-- Begin --

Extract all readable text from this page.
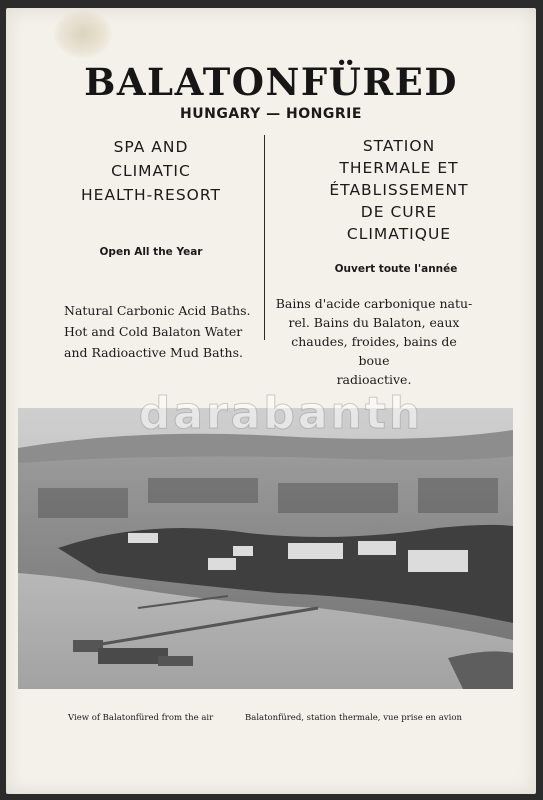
BALATONFÜRED
HUNGARY — HONGRIE
SPA AND
CLIMATIC
HEALTH-RESORT
STATION
THERMALE ET
ÉTABLISSEMENT
DE CURE
CLIMATIQUE
Open All the Year
Ouvert toute l'année
Natural Carbonic Acid Baths.
Hot and Cold Balaton Water
and Radioactive Mud Baths.
Bains d'acide carbonique natu-
rel. Bains du Balaton, eaux
chaudes, froides, bains de boue
radioactive.
darabanth
View of Balatonfüred from the air	Balatonfüred, station thermale, vue prise en avion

-- End --

Transcribe the complete set of entries verbatim. No pictures belong in the copy.

[RESULT]
Extract all readable text from this page.
BALATONFÜRED
HUNGARY — HONGRIE
SPA AND
CLIMATIC
HEALTH-RESORT
STATION
THERMALE ET
ÉTABLISSEMENT
DE CURE
CLIMATIQUE
Open All the Year
Ouvert toute l'année
Natural Carbonic Acid Baths.
Hot and Cold Balaton Water
and Radioactive Mud Baths.
Bains d'acide carbonique natu-
rel. Bains du Balaton, eaux
chaudes, froides, bains de boue
radioactive.
darabanth
View of Balatonfüred from the air	Balatonfüred, station thermale, vue prise en avion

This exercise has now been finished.